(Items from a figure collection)

_ _ _ _ _

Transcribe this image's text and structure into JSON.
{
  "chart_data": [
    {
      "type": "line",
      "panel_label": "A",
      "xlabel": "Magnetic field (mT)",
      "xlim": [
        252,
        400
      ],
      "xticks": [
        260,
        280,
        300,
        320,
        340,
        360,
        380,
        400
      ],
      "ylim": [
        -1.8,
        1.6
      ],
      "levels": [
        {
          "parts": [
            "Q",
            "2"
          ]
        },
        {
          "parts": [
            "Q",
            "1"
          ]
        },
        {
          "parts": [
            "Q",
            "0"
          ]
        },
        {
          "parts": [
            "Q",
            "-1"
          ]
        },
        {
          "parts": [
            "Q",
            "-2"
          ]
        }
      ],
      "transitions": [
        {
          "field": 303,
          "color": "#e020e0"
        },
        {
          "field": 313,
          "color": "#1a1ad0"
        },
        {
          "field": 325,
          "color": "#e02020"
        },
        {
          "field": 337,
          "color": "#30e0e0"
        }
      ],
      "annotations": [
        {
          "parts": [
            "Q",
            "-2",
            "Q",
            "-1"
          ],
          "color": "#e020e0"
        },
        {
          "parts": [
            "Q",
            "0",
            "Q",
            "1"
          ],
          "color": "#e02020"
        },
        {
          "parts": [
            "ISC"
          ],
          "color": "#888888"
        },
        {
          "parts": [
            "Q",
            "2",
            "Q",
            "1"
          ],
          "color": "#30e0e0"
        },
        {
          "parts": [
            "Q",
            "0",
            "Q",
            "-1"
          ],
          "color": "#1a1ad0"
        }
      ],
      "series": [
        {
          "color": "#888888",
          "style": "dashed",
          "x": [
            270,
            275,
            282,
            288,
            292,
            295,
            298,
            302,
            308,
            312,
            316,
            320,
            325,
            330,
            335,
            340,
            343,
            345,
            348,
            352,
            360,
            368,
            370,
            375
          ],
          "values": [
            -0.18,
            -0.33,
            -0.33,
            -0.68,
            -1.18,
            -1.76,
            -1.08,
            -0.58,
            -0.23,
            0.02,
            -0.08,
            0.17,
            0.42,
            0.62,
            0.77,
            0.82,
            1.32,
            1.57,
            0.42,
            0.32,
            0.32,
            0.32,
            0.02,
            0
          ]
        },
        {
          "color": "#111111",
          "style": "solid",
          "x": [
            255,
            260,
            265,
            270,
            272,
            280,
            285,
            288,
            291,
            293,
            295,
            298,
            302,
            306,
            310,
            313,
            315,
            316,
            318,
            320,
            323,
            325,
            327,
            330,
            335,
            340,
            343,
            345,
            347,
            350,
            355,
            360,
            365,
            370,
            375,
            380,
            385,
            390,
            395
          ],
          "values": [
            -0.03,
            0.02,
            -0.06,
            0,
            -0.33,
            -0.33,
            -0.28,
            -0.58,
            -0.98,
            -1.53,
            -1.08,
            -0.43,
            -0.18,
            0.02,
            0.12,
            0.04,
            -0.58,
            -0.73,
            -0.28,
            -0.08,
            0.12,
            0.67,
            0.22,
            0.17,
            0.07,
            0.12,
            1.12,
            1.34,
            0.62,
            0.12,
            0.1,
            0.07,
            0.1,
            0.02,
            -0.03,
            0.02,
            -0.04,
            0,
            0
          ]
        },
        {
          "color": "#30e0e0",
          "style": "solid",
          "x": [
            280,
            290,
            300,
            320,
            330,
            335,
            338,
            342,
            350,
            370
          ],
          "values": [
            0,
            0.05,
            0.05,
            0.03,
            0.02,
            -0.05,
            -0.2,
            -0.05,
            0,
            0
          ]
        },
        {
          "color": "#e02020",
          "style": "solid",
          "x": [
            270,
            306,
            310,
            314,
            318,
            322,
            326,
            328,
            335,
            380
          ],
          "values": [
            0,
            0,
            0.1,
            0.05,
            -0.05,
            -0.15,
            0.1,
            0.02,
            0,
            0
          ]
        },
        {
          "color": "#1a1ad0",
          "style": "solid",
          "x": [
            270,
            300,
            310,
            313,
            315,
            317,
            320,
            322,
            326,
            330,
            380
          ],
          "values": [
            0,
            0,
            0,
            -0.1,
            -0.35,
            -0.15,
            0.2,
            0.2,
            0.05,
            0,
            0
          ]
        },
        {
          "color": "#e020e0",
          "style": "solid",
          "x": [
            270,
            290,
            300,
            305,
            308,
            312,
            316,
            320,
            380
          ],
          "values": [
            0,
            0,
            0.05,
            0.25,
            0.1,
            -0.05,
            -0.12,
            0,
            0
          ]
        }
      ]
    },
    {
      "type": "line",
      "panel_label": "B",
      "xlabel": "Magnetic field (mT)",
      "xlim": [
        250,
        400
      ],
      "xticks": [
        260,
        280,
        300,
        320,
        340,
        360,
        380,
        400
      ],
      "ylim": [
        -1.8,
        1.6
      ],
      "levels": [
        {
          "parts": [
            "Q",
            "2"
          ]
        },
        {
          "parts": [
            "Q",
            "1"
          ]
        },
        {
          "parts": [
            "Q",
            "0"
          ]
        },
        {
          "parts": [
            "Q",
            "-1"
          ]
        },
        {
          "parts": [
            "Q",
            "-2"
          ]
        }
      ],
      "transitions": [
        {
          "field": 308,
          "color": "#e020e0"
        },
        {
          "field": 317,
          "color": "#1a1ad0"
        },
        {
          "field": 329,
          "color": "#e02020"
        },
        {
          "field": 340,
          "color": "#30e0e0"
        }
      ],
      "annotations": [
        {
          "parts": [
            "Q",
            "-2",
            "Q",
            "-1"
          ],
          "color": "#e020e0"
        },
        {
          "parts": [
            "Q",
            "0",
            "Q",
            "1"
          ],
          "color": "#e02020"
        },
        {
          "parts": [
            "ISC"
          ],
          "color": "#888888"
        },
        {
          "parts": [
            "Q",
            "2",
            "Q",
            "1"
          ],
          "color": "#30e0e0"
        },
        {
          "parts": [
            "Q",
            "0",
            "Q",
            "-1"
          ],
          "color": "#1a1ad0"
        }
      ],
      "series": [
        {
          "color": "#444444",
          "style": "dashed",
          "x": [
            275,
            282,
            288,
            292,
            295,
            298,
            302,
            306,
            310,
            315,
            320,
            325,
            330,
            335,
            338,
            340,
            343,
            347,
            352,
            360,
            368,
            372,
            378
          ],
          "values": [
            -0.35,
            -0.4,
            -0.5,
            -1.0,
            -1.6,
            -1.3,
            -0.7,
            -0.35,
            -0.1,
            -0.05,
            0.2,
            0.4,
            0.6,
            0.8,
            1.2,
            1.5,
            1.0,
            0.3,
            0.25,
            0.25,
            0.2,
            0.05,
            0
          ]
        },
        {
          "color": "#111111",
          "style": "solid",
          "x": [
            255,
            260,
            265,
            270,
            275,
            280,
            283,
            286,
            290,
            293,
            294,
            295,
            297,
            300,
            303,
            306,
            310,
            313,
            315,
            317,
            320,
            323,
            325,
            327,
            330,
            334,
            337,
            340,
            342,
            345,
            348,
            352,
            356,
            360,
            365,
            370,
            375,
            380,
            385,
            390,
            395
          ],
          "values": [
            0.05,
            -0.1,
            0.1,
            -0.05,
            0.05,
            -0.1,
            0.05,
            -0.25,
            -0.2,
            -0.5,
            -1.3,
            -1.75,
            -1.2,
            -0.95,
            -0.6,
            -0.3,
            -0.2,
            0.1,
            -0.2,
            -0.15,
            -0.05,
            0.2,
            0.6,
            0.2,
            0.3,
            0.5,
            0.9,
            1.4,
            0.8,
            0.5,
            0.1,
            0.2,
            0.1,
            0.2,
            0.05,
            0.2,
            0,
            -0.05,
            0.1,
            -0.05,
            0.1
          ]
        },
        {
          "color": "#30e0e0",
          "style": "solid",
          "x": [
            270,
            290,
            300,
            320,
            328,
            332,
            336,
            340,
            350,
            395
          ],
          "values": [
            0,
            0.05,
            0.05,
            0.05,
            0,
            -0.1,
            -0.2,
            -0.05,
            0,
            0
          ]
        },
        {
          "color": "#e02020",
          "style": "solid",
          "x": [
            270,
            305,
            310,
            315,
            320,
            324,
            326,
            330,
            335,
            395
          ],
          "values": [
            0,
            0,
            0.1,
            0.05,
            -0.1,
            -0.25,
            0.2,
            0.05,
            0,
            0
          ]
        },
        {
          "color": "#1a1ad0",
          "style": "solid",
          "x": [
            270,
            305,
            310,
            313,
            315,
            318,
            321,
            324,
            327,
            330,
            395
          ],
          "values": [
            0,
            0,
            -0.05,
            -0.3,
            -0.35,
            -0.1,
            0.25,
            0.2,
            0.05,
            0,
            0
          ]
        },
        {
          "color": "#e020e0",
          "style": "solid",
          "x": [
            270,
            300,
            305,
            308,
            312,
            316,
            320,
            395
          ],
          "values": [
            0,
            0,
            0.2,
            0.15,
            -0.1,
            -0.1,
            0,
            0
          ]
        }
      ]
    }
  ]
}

_ _ _ _ _

The request:
Find every line in the records above that contains the word "field", and copy each one.

Result of this task:
      "xlabel": "Magnetic field (mT)",
          "field": 303,
          "field": 313,
          "field": 325,
          "field": 337,
      "xlabel": "Magnetic field (mT)",
          "field": 308,
          "field": 317,
          "field": 329,
          "field": 340,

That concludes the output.